- _Data in this exercise_:
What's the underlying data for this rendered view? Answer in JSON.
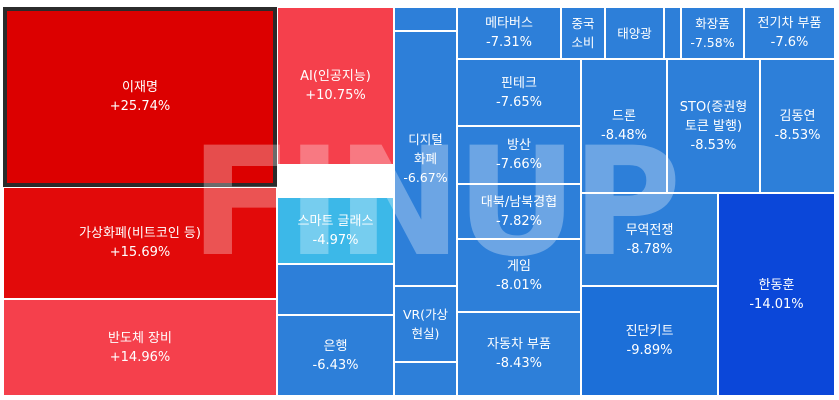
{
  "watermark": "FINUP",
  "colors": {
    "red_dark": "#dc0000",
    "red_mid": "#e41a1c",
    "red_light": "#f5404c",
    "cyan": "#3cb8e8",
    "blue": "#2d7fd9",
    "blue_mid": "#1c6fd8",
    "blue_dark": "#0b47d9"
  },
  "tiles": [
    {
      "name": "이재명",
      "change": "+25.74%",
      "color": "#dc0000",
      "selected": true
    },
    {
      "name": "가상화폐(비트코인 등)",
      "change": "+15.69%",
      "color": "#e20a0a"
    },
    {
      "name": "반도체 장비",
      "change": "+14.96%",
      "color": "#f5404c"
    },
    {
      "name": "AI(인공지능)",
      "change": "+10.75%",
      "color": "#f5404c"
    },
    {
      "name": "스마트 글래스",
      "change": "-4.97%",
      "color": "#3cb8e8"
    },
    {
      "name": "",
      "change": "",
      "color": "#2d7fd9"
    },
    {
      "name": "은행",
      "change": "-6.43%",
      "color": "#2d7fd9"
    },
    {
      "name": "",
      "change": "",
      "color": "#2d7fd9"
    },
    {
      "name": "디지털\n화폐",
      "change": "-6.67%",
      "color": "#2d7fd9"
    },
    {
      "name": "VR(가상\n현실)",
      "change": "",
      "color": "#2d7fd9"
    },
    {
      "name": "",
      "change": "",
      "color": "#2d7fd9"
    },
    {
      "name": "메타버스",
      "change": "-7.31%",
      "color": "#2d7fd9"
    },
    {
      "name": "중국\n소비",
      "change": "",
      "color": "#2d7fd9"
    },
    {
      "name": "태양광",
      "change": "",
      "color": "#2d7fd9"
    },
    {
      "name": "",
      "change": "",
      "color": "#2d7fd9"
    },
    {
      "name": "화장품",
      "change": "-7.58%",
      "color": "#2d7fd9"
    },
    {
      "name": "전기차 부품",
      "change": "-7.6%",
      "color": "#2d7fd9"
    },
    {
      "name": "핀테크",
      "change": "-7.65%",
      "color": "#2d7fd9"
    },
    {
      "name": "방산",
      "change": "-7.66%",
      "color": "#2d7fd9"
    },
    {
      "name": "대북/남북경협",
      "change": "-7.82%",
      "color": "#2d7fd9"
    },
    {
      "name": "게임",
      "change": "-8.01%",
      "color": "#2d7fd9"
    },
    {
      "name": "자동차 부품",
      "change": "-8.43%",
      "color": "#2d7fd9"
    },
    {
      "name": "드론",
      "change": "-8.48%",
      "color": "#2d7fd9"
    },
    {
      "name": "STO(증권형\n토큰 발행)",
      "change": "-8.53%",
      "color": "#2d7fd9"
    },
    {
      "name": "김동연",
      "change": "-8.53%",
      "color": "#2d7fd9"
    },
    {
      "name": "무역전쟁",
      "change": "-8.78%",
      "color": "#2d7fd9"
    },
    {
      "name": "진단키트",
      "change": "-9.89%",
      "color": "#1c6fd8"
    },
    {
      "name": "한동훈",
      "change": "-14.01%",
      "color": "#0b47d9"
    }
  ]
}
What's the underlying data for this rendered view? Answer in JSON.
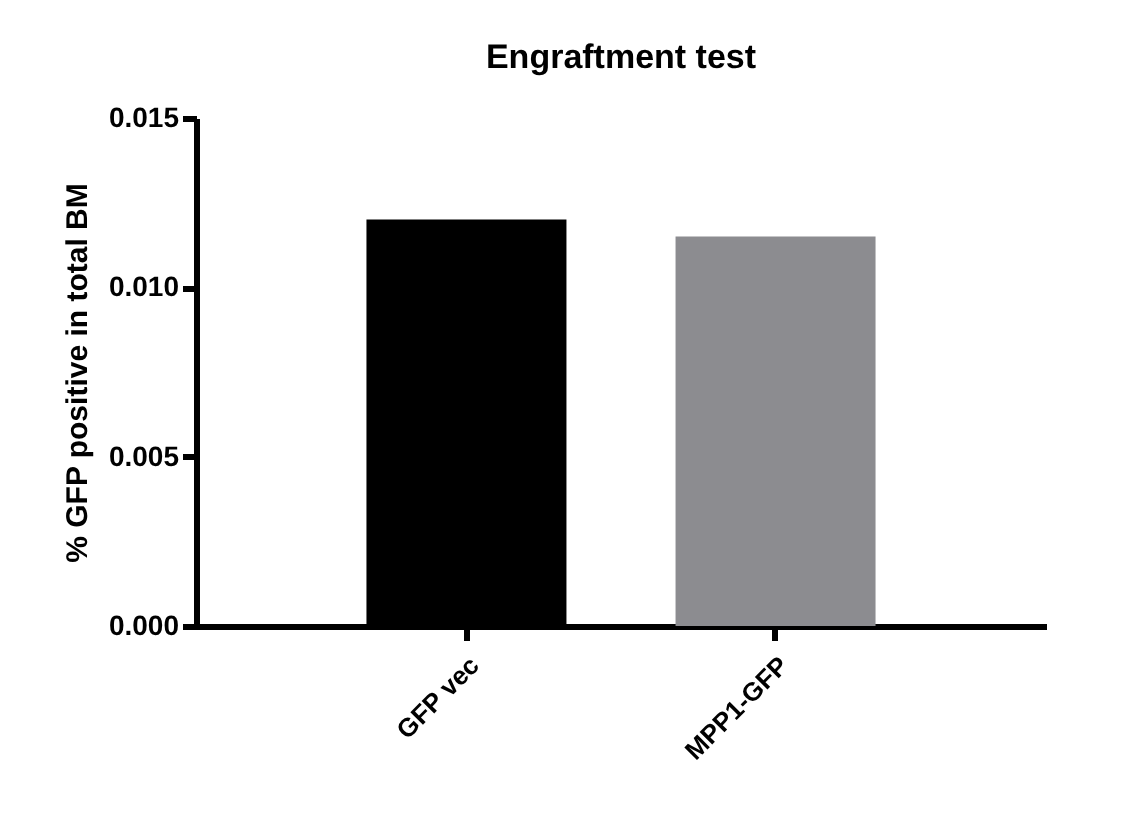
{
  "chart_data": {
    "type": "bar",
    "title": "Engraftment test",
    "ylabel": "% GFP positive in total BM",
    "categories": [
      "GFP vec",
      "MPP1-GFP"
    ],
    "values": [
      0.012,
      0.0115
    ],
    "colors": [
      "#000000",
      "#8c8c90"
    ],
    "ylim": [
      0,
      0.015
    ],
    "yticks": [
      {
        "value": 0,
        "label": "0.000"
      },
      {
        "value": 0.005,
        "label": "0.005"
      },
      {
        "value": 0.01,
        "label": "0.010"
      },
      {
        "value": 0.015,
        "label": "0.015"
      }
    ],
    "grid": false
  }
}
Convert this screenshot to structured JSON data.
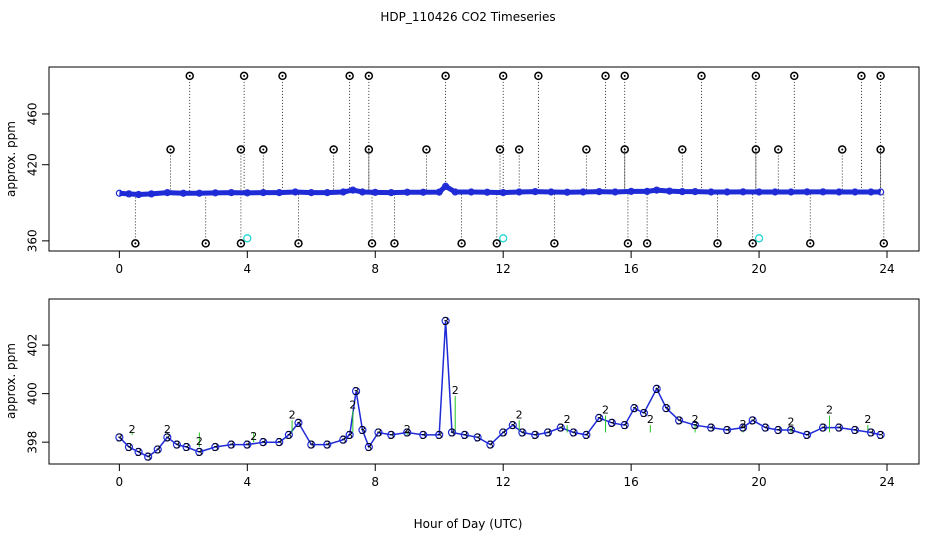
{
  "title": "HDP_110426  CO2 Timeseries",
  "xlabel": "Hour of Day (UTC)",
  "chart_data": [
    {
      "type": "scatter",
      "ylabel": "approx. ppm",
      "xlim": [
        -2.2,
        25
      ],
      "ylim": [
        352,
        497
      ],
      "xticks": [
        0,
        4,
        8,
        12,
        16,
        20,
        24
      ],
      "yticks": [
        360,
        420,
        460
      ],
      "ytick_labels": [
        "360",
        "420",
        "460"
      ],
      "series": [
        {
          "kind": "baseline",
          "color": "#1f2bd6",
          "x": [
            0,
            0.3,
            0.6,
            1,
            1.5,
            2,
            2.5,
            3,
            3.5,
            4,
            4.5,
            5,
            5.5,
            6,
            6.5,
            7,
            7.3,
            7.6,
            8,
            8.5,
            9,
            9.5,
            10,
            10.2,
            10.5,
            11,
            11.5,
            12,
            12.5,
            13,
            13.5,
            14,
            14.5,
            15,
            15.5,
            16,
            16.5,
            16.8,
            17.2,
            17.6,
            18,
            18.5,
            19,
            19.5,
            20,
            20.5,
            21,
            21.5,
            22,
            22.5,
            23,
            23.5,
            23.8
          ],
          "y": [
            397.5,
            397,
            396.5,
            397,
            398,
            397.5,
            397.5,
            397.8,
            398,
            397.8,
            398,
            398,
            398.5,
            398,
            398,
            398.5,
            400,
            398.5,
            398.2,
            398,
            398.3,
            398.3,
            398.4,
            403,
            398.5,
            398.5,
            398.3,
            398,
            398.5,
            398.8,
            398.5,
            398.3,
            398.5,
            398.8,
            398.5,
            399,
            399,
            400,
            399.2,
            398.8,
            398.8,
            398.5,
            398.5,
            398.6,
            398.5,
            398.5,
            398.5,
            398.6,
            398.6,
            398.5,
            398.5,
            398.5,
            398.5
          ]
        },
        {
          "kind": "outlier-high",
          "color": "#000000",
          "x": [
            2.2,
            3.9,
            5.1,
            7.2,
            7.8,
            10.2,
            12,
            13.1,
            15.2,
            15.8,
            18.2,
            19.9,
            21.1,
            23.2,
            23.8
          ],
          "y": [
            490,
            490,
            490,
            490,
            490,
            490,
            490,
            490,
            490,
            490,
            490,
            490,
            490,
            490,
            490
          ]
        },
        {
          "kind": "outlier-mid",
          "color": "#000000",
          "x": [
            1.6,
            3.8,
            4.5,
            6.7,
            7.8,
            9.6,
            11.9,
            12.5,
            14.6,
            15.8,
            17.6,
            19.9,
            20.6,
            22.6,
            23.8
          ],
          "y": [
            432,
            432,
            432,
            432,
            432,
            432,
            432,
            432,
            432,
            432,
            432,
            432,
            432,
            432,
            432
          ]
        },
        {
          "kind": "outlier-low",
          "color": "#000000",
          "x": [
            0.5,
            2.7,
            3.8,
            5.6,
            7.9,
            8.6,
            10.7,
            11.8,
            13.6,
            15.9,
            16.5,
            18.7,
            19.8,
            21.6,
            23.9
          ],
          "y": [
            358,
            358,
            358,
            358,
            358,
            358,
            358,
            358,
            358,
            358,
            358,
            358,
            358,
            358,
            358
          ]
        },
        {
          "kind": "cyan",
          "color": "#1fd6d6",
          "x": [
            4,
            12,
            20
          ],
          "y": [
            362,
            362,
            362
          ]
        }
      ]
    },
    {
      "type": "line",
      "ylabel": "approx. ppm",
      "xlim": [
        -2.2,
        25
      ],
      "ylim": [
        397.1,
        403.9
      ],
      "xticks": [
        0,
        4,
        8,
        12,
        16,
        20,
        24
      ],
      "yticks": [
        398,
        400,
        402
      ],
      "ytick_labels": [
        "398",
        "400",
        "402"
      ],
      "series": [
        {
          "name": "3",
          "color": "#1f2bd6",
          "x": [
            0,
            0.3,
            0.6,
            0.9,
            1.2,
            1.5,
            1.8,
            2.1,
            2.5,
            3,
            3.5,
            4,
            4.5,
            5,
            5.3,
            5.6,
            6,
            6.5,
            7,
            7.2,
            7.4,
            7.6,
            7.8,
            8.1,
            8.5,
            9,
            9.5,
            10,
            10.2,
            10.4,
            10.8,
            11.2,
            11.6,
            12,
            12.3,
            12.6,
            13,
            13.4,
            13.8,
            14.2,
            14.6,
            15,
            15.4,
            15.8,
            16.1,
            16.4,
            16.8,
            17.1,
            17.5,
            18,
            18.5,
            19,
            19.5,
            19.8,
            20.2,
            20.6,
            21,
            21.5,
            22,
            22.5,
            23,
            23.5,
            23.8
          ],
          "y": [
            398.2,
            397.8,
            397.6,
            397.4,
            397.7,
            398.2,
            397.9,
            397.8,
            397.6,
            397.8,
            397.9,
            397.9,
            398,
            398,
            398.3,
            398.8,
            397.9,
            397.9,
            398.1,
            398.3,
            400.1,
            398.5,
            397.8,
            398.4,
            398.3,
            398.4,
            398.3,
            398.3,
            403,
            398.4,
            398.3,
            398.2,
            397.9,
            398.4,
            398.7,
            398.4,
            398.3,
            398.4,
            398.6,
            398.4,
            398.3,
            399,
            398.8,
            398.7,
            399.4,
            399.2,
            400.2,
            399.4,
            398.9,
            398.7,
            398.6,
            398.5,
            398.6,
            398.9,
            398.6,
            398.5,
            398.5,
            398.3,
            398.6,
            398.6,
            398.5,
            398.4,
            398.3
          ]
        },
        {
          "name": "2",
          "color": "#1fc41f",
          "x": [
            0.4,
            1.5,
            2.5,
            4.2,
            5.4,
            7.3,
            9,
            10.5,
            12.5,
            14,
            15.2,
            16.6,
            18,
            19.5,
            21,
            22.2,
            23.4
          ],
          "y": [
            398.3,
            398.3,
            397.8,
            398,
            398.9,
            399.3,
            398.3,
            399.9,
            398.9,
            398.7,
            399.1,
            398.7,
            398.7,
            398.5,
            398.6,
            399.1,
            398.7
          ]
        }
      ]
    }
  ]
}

- _What the task asks_:
State the number of lines holding the word "outlier" in the listing. Add nothing else.

- _Solution for this task_:
3